Answer these questions using the text on the swastika's origins.
1. In around what year did the Indo-Aryan migration into the Indus Valley begin?
2. In the Avesta, what name do the Ancient Persians use for themselves?
3. Which symbol did Hitler's Aryan notions lead him to adopt and adapt?

• [TEXT EXTRACT]
============
The swastika began as an Indian symbol of auspiciousness.

Key points

  • The Indo-Aryans, who migrated into the Indian subcontinent, referred to themselves as Arya.
  • Centuries later, the concept of Arya got taken up and twisted by the Nazis.
  • Hitler's Aryan notions led him to adopt and adapt the swastika.
Wikimedia commons, public domain.
The original, Indian swastika.
Source: Wikimedia commons, public domain.

The Indo-Aryans and the closely related Indo-Iranians descended from the Proto-Indo-Iranian culture which had developed on the Eurasian steppes north of the Caspian Sea (roughly, modern-day Kazakhstan). The Indo-Aryan migration from these steppes into the Indus Valley began in around 1900 BCE. The nomadic pastoralists who set off from their grassy homeland referred to themselves as Arya (“compatriot,” and, later, “noble”), and to their territory in the Indian subcontinent as Aryavarta (“Land of the Arya”).

At around the same time, their cousins the Indo-Iranians descended onto the Iranian plateau. In the sacred texts of Zoroastrianism, known as the Avesta, the Ancient Persians speak of themselves as Airya, from which derives “Iran.”

The Indo-Aryans and Indo-Iranians used Arya or Airya as a cultural and linguistic designation, not a racial one, and other Indo-European peoples never used the term.
============
• [RECORDED DATA]
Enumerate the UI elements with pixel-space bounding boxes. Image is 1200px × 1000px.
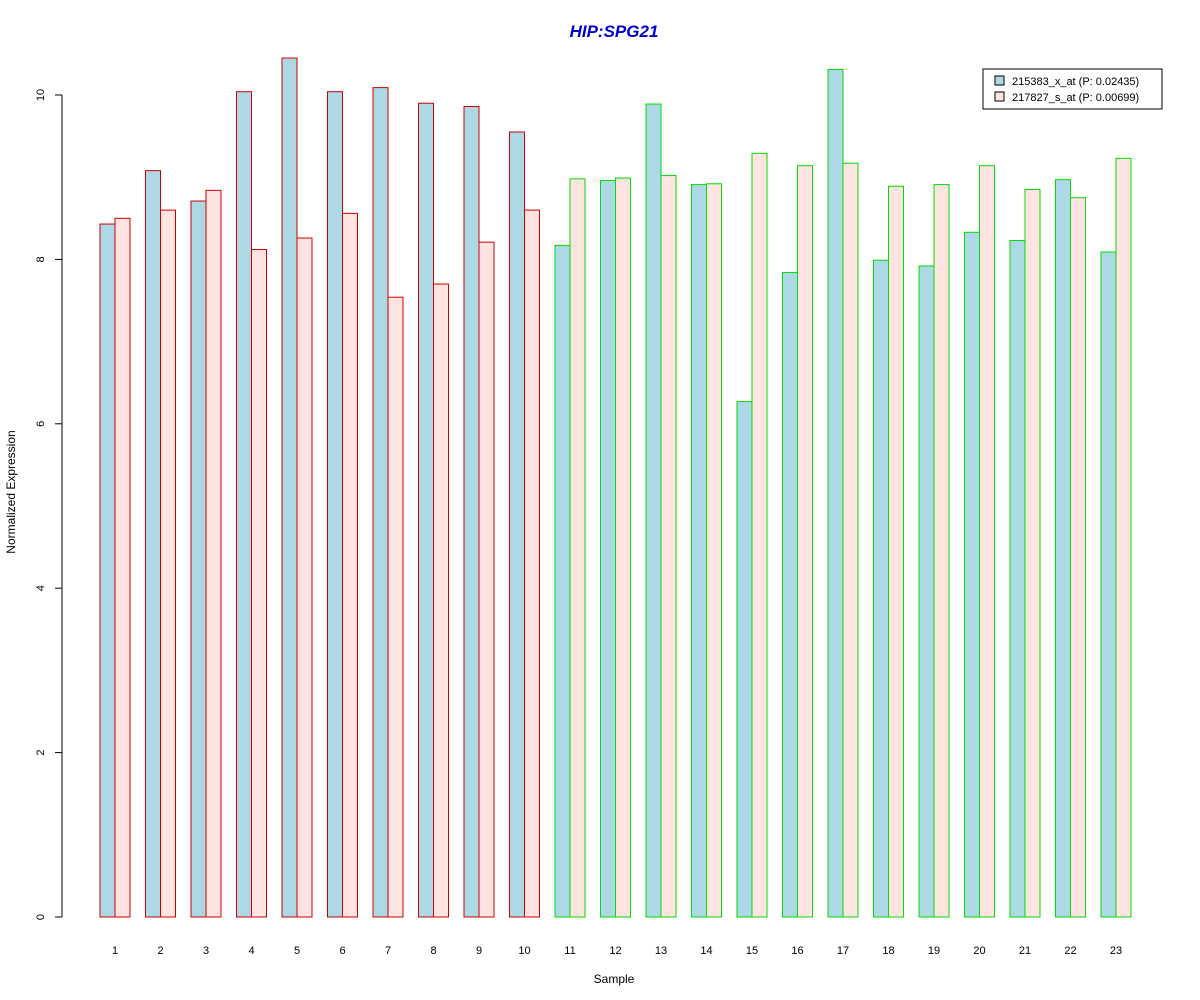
============
• [SOLUTION FOR THIS TASK]
1. Around 1900 BCE.
2. Airya.
3. The swastika.